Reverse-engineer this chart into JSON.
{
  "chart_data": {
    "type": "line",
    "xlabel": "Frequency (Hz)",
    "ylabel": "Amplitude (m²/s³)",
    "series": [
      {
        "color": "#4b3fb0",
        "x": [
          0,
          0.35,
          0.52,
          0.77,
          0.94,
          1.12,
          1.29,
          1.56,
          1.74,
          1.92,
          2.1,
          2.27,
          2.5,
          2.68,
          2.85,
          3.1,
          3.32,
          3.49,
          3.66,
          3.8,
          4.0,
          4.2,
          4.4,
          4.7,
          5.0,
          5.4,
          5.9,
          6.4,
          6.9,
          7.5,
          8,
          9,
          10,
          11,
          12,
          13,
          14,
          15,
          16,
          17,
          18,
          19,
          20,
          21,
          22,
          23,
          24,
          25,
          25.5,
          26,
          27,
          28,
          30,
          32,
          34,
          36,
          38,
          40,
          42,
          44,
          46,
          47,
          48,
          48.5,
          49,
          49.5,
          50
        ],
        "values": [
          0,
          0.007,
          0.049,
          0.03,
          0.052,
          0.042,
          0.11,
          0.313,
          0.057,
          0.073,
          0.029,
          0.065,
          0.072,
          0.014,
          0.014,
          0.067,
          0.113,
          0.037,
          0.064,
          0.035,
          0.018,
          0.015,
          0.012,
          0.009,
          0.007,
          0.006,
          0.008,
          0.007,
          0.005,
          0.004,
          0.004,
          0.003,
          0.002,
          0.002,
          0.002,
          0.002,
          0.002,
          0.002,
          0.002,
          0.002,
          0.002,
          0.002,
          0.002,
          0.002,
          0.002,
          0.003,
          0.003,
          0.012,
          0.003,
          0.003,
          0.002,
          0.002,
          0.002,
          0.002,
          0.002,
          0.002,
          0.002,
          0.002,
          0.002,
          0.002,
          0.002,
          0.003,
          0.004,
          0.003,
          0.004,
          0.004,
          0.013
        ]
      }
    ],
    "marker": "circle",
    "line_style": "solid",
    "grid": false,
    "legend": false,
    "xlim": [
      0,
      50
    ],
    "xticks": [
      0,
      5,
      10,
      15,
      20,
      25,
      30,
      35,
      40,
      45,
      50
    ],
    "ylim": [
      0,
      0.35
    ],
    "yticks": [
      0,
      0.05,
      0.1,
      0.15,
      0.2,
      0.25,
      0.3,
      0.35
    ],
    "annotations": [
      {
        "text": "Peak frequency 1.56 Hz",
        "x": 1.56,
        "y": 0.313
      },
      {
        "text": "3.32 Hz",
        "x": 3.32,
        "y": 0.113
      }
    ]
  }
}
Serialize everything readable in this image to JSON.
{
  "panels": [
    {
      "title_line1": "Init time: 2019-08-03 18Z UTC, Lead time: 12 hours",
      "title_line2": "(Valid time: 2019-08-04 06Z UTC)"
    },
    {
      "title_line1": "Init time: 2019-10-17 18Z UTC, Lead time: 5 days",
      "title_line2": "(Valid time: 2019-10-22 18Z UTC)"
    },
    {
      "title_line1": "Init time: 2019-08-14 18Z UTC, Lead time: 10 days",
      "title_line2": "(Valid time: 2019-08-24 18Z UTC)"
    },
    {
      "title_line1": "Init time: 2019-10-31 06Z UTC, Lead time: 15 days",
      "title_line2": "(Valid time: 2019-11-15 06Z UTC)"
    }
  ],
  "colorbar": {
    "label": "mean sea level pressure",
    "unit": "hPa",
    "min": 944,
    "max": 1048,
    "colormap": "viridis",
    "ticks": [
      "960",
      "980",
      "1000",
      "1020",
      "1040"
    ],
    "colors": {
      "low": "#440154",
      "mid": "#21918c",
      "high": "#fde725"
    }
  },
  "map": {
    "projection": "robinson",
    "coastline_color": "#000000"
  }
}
•••
Copy out all of the records above with nothing altered.

Reverse-engineer this chart into JSON.
{
  "chart_data": {
    "type": "line",
    "xlabel": "Frequency (Hz)",
    "ylabel": "Amplitude (m²/s³)",
    "series": [
      {
        "color": "#4b3fb0",
        "x": [
          0,
          0.35,
          0.52,
          0.77,
          0.94,
          1.12,
          1.29,
          1.56,
          1.74,
          1.92,
          2.1,
          2.27,
          2.5,
          2.68,
          2.85,
          3.1,
          3.32,
          3.49,
          3.66,
          3.8,
          4.0,
          4.2,
          4.4,
          4.7,
          5.0,
          5.4,
          5.9,
          6.4,
          6.9,
          7.5,
          8,
          9,
          10,
          11,
          12,
          13,
          14,
          15,
          16,
          17,
          18,
          19,
          20,
          21,
          22,
          23,
          24,
          25,
          25.5,
          26,
          27,
          28,
          30,
          32,
          34,
          36,
          38,
          40,
          42,
          44,
          46,
          47,
          48,
          48.5,
          49,
          49.5,
          50
        ],
        "values": [
          0,
          0.007,
          0.049,
          0.03,
          0.052,
          0.042,
          0.11,
          0.313,
          0.057,
          0.073,
          0.029,
          0.065,
          0.072,
          0.014,
          0.014,
          0.067,
          0.113,
          0.037,
          0.064,
          0.035,
          0.018,
          0.015,
          0.012,
          0.009,
          0.007,
          0.006,
          0.008,
          0.007,
          0.005,
          0.004,
          0.004,
          0.003,
          0.002,
          0.002,
          0.002,
          0.002,
          0.002,
          0.002,
          0.002,
          0.002,
          0.002,
          0.002,
          0.002,
          0.002,
          0.002,
          0.003,
          0.003,
          0.012,
          0.003,
          0.003,
          0.002,
          0.002,
          0.002,
          0.002,
          0.002,
          0.002,
          0.002,
          0.002,
          0.002,
          0.002,
          0.002,
          0.003,
          0.004,
          0.003,
          0.004,
          0.004,
          0.013
        ]
      }
    ],
    "marker": "circle",
    "line_style": "solid",
    "grid": false,
    "legend": false,
    "xlim": [
      0,
      50
    ],
    "xticks": [
      0,
      5,
      10,
      15,
      20,
      25,
      30,
      35,
      40,
      45,
      50
    ],
    "ylim": [
      0,
      0.35
    ],
    "yticks": [
      0,
      0.05,
      0.1,
      0.15,
      0.2,
      0.25,
      0.3,
      0.35
    ],
    "annotations": [
      {
        "text": "Peak frequency 1.56 Hz",
        "x": 1.56,
        "y": 0.313
      },
      {
        "text": "3.32 Hz",
        "x": 3.32,
        "y": 0.113
      }
    ]
  }
}
Serialize everything readable in this image to JSON.
{
  "panels": [
    {
      "title_line1": "Init time: 2019-08-03 18Z UTC, Lead time: 12 hours",
      "title_line2": "(Valid time: 2019-08-04 06Z UTC)"
    },
    {
      "title_line1": "Init time: 2019-10-17 18Z UTC, Lead time: 5 days",
      "title_line2": "(Valid time: 2019-10-22 18Z UTC)"
    },
    {
      "title_line1": "Init time: 2019-08-14 18Z UTC, Lead time: 10 days",
      "title_line2": "(Valid time: 2019-08-24 18Z UTC)"
    },
    {
      "title_line1": "Init time: 2019-10-31 06Z UTC, Lead time: 15 days",
      "title_line2": "(Valid time: 2019-11-15 06Z UTC)"
    }
  ],
  "colorbar": {
    "label": "mean sea level pressure",
    "unit": "hPa",
    "min": 944,
    "max": 1048,
    "colormap": "viridis",
    "ticks": [
      "960",
      "980",
      "1000",
      "1020",
      "1040"
    ],
    "colors": {
      "low": "#440154",
      "mid": "#21918c",
      "high": "#fde725"
    }
  },
  "map": {
    "projection": "robinson",
    "coastline_color": "#000000"
  }
}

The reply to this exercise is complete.